Written instruction:
Reproduce the following lines word for word, leaving out the pictures.

Materials provided:
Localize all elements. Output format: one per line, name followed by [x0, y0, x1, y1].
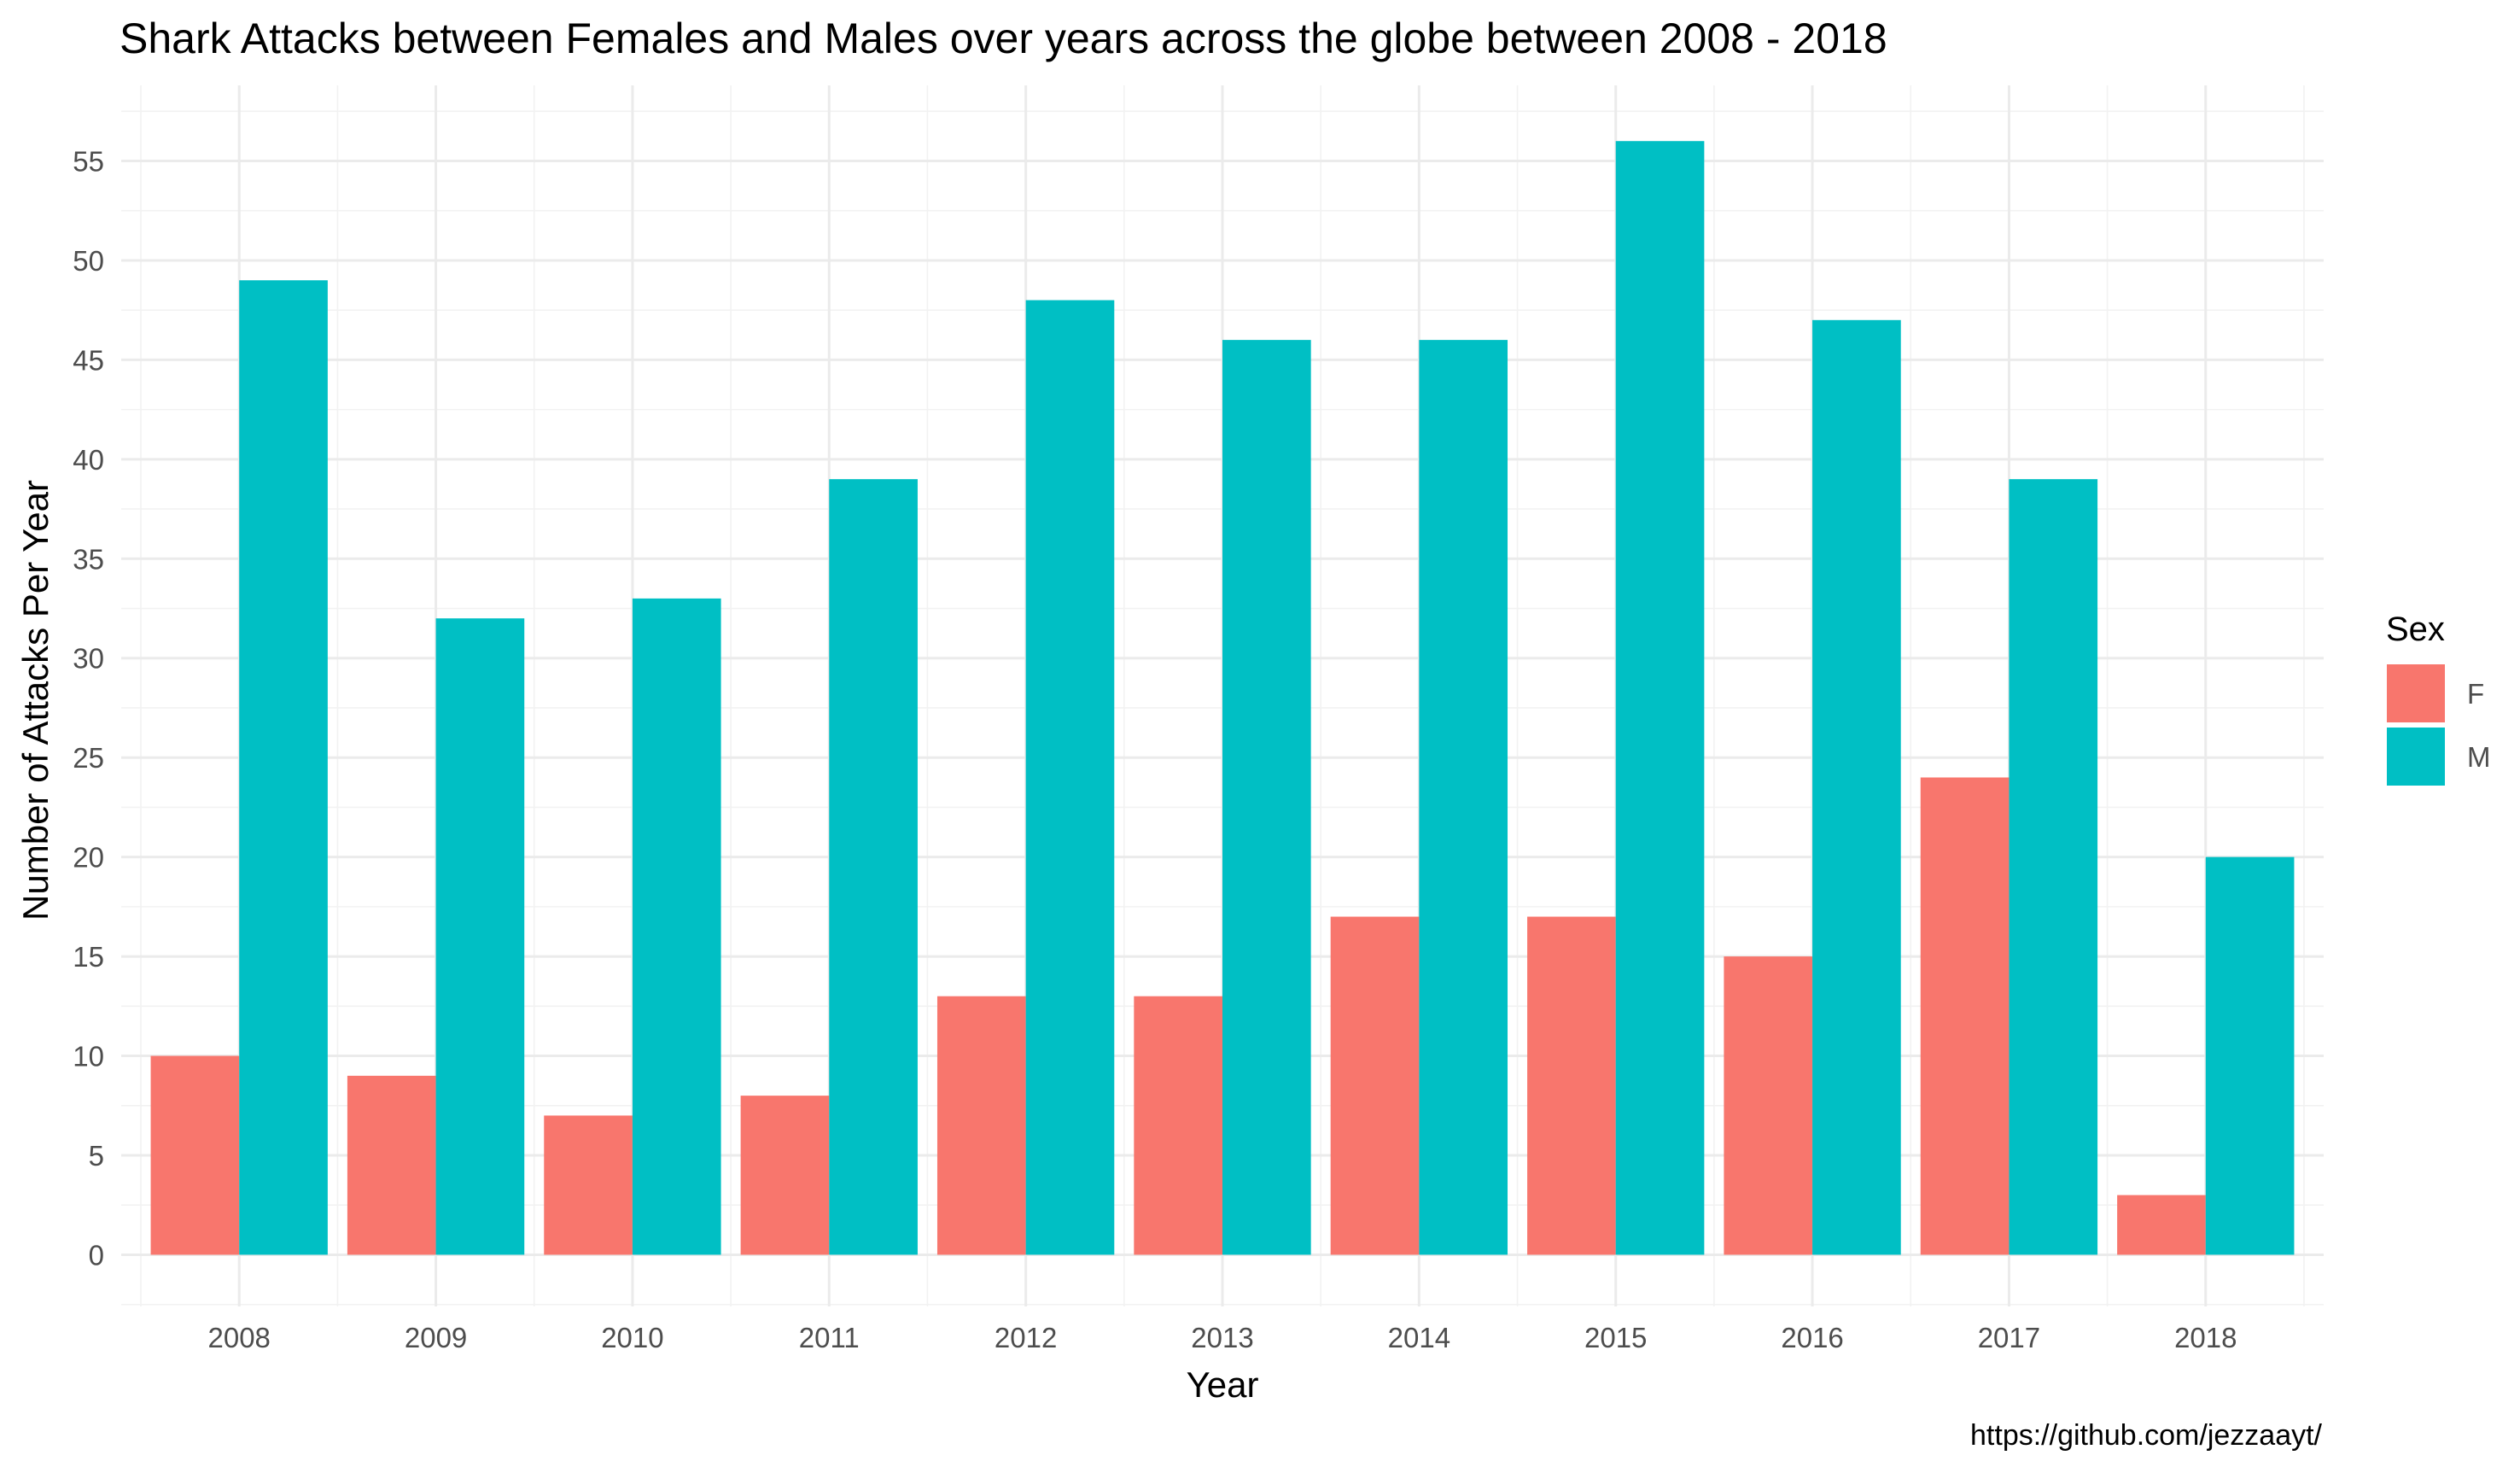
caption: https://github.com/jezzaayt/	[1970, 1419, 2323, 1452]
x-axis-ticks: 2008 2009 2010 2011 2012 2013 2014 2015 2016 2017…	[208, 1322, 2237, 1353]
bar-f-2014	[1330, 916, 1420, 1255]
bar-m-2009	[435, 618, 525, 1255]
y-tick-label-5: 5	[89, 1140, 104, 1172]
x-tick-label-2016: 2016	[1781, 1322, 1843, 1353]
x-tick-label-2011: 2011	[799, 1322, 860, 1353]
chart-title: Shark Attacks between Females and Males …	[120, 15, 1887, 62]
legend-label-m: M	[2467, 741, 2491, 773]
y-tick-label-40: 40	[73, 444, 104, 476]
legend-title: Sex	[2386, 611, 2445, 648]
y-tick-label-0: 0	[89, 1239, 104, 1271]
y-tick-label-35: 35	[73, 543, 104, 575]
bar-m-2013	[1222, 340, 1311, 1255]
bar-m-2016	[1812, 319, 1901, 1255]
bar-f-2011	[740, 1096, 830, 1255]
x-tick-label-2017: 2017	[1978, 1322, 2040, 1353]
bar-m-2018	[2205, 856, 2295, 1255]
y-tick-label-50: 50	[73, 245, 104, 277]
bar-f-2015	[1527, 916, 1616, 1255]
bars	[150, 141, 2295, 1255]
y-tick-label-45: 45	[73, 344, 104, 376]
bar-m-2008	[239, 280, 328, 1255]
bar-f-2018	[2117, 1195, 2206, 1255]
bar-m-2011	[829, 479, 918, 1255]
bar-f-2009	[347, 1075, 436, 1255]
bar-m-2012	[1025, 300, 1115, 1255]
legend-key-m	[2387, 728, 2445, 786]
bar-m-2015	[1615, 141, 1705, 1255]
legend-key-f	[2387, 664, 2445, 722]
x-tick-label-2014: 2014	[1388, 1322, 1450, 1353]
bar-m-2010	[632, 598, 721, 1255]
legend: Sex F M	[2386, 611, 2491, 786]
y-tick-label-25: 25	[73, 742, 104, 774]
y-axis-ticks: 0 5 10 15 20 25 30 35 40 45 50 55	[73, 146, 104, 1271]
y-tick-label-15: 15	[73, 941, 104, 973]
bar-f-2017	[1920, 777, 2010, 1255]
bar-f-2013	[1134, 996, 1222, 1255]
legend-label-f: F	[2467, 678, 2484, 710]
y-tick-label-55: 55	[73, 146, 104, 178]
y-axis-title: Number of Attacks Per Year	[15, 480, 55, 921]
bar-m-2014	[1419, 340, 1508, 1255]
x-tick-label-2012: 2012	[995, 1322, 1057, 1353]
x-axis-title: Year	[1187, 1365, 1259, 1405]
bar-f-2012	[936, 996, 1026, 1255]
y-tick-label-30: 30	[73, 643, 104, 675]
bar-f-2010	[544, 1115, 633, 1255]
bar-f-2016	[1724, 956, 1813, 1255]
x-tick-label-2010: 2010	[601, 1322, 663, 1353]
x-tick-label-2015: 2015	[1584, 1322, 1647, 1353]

Complete response:
Localize all elements. Output format: one per line, name followed by [x0, y0, x1, y1].
caption: https://github.com/jezzaayt/	[1970, 1419, 2323, 1452]
x-axis-ticks: 2008 2009 2010 2011 2012 2013 2014 2015 2016 2017…	[208, 1322, 2237, 1353]
bar-f-2014	[1330, 916, 1420, 1255]
bar-m-2009	[435, 618, 525, 1255]
y-tick-label-5: 5	[89, 1140, 104, 1172]
x-tick-label-2016: 2016	[1781, 1322, 1843, 1353]
x-tick-label-2011: 2011	[799, 1322, 860, 1353]
chart-title: Shark Attacks between Females and Males …	[120, 15, 1887, 62]
legend-label-m: M	[2467, 741, 2491, 773]
y-tick-label-40: 40	[73, 444, 104, 476]
legend-title: Sex	[2386, 611, 2445, 648]
y-tick-label-0: 0	[89, 1239, 104, 1271]
y-tick-label-35: 35	[73, 543, 104, 575]
bar-m-2013	[1222, 340, 1311, 1255]
bar-m-2016	[1812, 319, 1901, 1255]
bar-f-2011	[740, 1096, 830, 1255]
x-tick-label-2017: 2017	[1978, 1322, 2040, 1353]
bar-m-2018	[2205, 856, 2295, 1255]
y-tick-label-50: 50	[73, 245, 104, 277]
bar-f-2015	[1527, 916, 1616, 1255]
bars	[150, 141, 2295, 1255]
y-tick-label-45: 45	[73, 344, 104, 376]
bar-m-2008	[239, 280, 328, 1255]
bar-f-2018	[2117, 1195, 2206, 1255]
bar-m-2011	[829, 479, 918, 1255]
bar-f-2009	[347, 1075, 436, 1255]
bar-m-2012	[1025, 300, 1115, 1255]
legend-key-m	[2387, 728, 2445, 786]
bar-m-2015	[1615, 141, 1705, 1255]
legend-key-f	[2387, 664, 2445, 722]
x-tick-label-2014: 2014	[1388, 1322, 1450, 1353]
bar-m-2010	[632, 598, 721, 1255]
legend: Sex F M	[2386, 611, 2491, 786]
y-tick-label-25: 25	[73, 742, 104, 774]
y-axis-ticks: 0 5 10 15 20 25 30 35 40 45 50 55	[73, 146, 104, 1271]
y-tick-label-15: 15	[73, 941, 104, 973]
bar-f-2017	[1920, 777, 2010, 1255]
bar-f-2013	[1134, 996, 1222, 1255]
legend-label-f: F	[2467, 678, 2484, 710]
y-tick-label-55: 55	[73, 146, 104, 178]
y-axis-title: Number of Attacks Per Year	[15, 480, 55, 921]
bar-m-2014	[1419, 340, 1508, 1255]
x-tick-label-2012: 2012	[995, 1322, 1057, 1353]
x-axis-title: Year	[1187, 1365, 1259, 1405]
bar-f-2012	[936, 996, 1026, 1255]
y-tick-label-30: 30	[73, 643, 104, 675]
bar-f-2010	[544, 1115, 633, 1255]
bar-f-2016	[1724, 956, 1813, 1255]
x-tick-label-2010: 2010	[601, 1322, 663, 1353]
x-tick-label-2015: 2015	[1584, 1322, 1647, 1353]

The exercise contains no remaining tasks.